Given information:
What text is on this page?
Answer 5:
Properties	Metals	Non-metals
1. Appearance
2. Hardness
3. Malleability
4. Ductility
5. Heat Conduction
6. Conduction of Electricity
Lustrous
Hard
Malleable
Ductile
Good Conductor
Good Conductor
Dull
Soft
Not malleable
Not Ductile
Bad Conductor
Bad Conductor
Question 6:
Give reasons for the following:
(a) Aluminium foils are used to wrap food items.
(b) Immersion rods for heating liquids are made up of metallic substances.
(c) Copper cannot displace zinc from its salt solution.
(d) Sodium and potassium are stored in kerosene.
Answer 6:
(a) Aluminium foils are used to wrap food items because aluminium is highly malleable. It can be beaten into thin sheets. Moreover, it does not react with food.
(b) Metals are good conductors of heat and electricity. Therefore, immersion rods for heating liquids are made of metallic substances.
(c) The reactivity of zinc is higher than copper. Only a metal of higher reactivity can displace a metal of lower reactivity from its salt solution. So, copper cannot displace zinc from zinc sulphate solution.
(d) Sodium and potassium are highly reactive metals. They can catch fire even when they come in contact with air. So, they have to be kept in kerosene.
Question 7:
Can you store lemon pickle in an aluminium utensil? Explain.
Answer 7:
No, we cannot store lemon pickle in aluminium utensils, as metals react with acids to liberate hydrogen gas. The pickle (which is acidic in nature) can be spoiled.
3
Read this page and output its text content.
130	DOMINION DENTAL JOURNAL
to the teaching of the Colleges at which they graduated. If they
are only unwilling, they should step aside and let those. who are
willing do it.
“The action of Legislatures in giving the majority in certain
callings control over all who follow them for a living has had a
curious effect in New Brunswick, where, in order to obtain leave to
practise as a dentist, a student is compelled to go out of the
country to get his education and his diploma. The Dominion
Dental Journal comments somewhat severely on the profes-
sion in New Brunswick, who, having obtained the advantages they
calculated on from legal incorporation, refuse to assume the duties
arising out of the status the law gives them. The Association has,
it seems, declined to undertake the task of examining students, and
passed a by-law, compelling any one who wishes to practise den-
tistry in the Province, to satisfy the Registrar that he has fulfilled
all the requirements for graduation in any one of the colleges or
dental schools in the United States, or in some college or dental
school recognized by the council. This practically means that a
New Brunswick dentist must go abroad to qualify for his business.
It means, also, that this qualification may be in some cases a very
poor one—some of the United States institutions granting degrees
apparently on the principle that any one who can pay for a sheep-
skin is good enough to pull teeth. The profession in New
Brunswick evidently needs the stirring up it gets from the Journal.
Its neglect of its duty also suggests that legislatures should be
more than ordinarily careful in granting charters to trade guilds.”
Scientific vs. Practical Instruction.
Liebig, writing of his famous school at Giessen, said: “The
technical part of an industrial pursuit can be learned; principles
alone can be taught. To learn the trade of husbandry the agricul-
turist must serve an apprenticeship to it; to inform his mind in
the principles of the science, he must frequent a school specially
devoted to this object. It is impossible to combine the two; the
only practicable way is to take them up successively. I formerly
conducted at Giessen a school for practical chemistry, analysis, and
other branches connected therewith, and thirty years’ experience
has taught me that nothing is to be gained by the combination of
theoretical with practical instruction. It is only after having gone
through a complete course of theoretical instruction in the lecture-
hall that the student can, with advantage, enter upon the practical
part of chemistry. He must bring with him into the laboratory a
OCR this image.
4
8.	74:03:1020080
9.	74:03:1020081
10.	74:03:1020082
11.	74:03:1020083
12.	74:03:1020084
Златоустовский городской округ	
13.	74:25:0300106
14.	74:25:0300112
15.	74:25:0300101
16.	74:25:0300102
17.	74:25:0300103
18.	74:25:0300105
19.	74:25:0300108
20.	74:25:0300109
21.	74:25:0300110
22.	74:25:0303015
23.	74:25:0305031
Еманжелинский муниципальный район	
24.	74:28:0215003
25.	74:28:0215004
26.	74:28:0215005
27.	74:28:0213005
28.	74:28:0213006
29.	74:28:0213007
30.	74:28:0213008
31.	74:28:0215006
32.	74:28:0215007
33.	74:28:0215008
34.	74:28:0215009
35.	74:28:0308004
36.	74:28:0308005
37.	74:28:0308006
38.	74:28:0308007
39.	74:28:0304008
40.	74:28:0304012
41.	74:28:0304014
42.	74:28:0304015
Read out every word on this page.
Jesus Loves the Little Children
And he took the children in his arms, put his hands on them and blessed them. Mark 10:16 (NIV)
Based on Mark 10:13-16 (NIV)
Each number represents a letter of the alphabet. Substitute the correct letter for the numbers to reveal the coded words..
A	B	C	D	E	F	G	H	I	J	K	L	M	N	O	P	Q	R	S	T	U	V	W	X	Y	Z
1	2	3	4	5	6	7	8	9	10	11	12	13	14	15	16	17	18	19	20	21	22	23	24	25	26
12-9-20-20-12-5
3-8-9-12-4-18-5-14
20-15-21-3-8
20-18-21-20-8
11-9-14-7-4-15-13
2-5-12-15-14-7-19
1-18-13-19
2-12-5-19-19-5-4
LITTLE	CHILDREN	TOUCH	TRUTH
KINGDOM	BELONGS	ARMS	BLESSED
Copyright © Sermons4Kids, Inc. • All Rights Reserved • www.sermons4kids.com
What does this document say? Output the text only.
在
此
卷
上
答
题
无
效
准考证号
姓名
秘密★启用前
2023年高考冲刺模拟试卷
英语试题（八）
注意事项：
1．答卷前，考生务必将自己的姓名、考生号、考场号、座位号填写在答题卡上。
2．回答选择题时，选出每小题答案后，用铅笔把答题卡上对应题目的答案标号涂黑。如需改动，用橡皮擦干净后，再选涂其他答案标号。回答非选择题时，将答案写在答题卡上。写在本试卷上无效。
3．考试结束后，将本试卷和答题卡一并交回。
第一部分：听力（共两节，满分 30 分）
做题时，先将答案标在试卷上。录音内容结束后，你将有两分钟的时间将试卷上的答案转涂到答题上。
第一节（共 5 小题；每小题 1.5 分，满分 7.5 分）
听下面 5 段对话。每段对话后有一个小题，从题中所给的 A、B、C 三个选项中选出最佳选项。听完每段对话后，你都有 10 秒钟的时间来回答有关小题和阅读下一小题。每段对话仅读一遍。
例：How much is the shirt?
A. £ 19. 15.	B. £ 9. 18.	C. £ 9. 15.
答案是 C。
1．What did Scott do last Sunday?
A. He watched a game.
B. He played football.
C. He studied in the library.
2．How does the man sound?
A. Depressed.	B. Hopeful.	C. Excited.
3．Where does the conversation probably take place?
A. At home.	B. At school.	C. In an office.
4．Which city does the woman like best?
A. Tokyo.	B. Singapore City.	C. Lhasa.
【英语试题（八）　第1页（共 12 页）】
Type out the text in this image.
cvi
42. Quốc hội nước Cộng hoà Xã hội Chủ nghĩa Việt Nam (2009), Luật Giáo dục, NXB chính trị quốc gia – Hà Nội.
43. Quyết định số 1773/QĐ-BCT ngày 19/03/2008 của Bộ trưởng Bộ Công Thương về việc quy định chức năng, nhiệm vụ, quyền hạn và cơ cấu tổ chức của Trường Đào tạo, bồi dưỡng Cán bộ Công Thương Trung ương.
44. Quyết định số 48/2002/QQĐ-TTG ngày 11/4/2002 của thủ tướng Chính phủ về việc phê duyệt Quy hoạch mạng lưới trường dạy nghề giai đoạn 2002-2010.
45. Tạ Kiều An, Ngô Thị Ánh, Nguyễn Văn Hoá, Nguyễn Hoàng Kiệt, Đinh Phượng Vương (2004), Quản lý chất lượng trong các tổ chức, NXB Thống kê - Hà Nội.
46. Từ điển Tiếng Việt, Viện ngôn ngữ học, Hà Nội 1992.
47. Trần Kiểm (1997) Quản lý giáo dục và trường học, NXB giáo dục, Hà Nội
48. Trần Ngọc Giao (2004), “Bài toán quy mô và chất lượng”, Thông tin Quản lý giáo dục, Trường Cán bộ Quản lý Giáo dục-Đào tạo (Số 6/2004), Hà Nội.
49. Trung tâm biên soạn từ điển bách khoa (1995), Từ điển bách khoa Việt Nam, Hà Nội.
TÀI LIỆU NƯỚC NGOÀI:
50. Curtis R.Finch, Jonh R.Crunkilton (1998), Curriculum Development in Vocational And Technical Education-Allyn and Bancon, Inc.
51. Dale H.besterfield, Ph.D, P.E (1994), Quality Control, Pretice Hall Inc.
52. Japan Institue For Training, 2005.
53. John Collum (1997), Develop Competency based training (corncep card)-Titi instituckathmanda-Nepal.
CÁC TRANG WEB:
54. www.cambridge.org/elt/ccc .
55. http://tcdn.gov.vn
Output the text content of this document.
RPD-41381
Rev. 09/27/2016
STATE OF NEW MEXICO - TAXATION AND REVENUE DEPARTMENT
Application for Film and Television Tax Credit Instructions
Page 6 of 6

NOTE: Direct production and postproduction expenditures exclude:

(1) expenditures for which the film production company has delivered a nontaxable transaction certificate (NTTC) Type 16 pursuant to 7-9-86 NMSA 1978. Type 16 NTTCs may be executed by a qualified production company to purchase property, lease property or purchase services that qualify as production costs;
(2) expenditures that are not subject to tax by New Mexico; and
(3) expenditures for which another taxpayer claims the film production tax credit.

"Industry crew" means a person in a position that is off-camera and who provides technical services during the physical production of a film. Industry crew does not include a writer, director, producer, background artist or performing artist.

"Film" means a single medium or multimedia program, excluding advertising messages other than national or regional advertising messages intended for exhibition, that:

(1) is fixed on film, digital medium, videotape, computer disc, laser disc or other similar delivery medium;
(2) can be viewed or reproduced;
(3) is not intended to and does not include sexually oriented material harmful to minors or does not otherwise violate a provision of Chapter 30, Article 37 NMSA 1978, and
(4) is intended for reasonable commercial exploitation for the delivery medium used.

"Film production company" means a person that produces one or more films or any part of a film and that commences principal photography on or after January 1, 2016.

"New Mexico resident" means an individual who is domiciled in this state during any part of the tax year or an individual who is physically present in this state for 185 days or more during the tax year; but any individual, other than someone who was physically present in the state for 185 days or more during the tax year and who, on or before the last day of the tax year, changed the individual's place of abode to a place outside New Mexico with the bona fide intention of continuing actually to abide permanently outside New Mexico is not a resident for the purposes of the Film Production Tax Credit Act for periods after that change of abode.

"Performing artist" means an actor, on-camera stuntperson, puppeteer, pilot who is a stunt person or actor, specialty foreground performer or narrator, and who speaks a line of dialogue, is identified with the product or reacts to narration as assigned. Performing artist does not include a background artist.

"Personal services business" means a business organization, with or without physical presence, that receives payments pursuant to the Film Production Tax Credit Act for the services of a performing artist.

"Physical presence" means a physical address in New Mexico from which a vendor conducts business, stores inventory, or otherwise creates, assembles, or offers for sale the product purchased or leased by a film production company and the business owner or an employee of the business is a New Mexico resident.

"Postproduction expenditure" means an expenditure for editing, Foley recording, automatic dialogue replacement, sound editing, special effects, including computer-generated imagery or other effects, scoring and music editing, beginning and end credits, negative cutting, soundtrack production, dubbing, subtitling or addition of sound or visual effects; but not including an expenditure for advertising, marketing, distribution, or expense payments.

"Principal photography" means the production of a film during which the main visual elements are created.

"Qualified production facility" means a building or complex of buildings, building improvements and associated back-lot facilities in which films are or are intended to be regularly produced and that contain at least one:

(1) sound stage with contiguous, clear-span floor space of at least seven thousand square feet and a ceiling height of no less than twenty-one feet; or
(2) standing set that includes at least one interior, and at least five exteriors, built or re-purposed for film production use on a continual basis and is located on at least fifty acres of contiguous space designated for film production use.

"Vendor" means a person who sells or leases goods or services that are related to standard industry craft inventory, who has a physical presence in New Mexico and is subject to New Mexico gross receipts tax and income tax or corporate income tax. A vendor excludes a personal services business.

Exercise brief:
Scan the material above. Copy each line where "ngày" occurs.

Answer for the task:
43. Quyết định số 1773/QĐ-BCT ngày 19/03/2008 của Bộ trưởng Bộ Công Thương về việc quy định chức năng, nhiệm vụ, quyền hạn và cơ cấu tổ chức của Trường Đào tạo, bồi dưỡng Cán bộ Công Thương Trung ương.
44. Quyết định số 48/2002/QQĐ-TTG ngày 11/4/2002 của thủ tướng Chính phủ về việc phê duyệt Quy hoạch mạng lưới trường dạy nghề giai đoạn 2002-2010.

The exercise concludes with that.